Layout dataset records
==============================
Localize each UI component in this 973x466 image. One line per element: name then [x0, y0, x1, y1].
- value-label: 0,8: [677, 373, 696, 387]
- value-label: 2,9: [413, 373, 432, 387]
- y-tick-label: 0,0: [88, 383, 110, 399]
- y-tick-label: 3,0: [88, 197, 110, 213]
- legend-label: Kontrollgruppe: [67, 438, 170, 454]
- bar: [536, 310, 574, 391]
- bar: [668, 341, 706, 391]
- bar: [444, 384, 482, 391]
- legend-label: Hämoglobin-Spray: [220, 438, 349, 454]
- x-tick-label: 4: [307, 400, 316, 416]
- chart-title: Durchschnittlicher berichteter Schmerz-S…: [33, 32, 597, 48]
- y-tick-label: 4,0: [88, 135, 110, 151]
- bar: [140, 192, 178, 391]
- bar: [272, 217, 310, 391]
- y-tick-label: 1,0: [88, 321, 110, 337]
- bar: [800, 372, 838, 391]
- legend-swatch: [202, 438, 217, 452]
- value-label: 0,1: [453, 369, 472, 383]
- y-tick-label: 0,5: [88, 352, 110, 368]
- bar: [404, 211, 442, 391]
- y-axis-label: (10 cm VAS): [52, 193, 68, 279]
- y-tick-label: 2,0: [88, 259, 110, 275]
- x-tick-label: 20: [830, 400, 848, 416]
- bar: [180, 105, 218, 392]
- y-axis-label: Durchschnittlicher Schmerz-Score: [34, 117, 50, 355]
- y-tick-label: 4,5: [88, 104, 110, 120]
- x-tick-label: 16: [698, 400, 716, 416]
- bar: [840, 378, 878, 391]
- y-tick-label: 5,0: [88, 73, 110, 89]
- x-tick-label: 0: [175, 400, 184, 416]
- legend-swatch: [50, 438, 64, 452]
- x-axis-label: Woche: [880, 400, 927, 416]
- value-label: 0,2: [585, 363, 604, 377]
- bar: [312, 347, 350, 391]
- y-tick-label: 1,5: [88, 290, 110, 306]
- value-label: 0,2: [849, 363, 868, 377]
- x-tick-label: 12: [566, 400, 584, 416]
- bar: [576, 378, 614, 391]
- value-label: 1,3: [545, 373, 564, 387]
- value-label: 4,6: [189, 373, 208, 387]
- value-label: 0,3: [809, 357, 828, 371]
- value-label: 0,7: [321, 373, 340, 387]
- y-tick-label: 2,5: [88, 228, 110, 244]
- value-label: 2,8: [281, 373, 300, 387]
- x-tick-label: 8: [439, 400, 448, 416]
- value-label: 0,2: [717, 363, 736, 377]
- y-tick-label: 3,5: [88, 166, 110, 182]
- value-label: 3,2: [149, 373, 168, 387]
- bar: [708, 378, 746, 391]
==============================
= Requirements =
Give every line of the records above as a numbered list, leaving out any blank lines.

= Task solution =
1. Localize each UI component in this 973x466 image. One line per element: name then [x0, y0, x1, y1].
2. - value-label: 0,8: [677, 373, 696, 387]
3. - value-label: 2,9: [413, 373, 432, 387]
4. - y-tick-label: 0,0: [88, 383, 110, 399]
5. - y-tick-label: 3,0: [88, 197, 110, 213]
6. - legend-label: Kontrollgruppe: [67, 438, 170, 454]
7. - bar: [536, 310, 574, 391]
8. - bar: [668, 341, 706, 391]
9. - bar: [444, 384, 482, 391]
10. - legend-label: Hämoglobin-Spray: [220, 438, 349, 454]
11. - x-tick-label: 4: [307, 400, 316, 416]
12. - chart-title: Durchschnittlicher berichteter Schmerz-S…: [33, 32, 597, 48]
13. - y-tick-label: 4,0: [88, 135, 110, 151]
14. - bar: [140, 192, 178, 391]
15. - bar: [272, 217, 310, 391]
16. - y-tick-label: 1,0: [88, 321, 110, 337]
17. - bar: [800, 372, 838, 391]
18. - legend-swatch: [202, 438, 217, 452]
19. - value-label: 0,1: [453, 369, 472, 383]
20. - y-tick-label: 0,5: [88, 352, 110, 368]
21. - bar: [404, 211, 442, 391]
22. - y-axis-label: (10 cm VAS): [52, 193, 68, 279]
23. - y-tick-label: 2,0: [88, 259, 110, 275]
24. - x-tick-label: 20: [830, 400, 848, 416]
25. - bar: [180, 105, 218, 392]
26. - y-axis-label: Durchschnittlicher Schmerz-Score: [34, 117, 50, 355]
27. - y-tick-label: 4,5: [88, 104, 110, 120]
28. - x-tick-label: 16: [698, 400, 716, 416]
29. - bar: [840, 378, 878, 391]
30. - y-tick-label: 5,0: [88, 73, 110, 89]
31. - x-tick-label: 0: [175, 400, 184, 416]
32. - legend-swatch: [50, 438, 64, 452]
33. - x-axis-label: Woche: [880, 400, 927, 416]
34. - value-label: 0,2: [585, 363, 604, 377]
35. - bar: [312, 347, 350, 391]
36. - y-tick-label: 1,5: [88, 290, 110, 306]
37. - value-label: 0,2: [849, 363, 868, 377]
38. - x-tick-label: 12: [566, 400, 584, 416]
39. - bar: [576, 378, 614, 391]
40. - value-label: 1,3: [545, 373, 564, 387]
41. - value-label: 4,6: [189, 373, 208, 387]
42. - value-label: 0,3: [809, 357, 828, 371]
43. - value-label: 0,7: [321, 373, 340, 387]
44. - y-tick-label: 2,5: [88, 228, 110, 244]
45. - value-label: 2,8: [281, 373, 300, 387]
46. - x-tick-label: 8: [439, 400, 448, 416]
47. - value-label: 0,2: [717, 363, 736, 377]
48. - y-tick-label: 3,5: [88, 166, 110, 182]
49. - value-label: 3,2: [149, 373, 168, 387]
50. - bar: [708, 378, 746, 391]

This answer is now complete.